WHAT THIS TASK INVOLVES - Looking at the listing beneath, work out how many lines hold "给水排水" and report only that figure.

--- Begin ---

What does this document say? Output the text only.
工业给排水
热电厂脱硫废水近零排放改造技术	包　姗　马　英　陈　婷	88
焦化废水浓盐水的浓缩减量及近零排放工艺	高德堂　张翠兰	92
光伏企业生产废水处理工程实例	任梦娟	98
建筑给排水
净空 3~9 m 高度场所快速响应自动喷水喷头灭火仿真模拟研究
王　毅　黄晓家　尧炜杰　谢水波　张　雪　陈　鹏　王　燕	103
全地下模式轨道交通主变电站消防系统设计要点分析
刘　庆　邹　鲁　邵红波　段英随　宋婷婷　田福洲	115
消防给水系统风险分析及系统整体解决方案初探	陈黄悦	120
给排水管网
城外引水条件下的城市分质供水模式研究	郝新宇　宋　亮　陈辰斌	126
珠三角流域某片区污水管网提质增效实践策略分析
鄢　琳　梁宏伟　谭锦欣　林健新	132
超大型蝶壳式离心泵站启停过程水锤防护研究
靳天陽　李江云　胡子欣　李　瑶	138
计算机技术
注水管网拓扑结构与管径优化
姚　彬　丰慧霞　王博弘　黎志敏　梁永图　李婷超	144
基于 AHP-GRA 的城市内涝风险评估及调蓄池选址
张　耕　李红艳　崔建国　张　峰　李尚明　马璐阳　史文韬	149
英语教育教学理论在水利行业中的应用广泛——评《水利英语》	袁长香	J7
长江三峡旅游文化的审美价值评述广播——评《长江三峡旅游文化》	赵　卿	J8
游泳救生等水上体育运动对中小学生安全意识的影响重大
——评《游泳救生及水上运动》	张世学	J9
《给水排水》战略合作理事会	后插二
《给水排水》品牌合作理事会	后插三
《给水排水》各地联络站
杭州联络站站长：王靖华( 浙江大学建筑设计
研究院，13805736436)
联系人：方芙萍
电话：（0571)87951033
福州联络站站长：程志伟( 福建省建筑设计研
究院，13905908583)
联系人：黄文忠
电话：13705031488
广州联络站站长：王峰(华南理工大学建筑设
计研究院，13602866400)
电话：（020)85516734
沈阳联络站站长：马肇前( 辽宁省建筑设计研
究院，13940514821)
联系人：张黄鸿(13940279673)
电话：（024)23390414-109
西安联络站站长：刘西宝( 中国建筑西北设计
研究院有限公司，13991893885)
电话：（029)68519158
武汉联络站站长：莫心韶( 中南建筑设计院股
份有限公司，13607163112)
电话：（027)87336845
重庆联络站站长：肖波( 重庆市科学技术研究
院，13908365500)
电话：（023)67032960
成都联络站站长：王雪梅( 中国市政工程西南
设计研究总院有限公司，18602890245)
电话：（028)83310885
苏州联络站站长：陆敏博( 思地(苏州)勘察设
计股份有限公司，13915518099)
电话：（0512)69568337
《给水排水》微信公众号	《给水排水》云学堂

--- End ---

TASK ANSWER - 4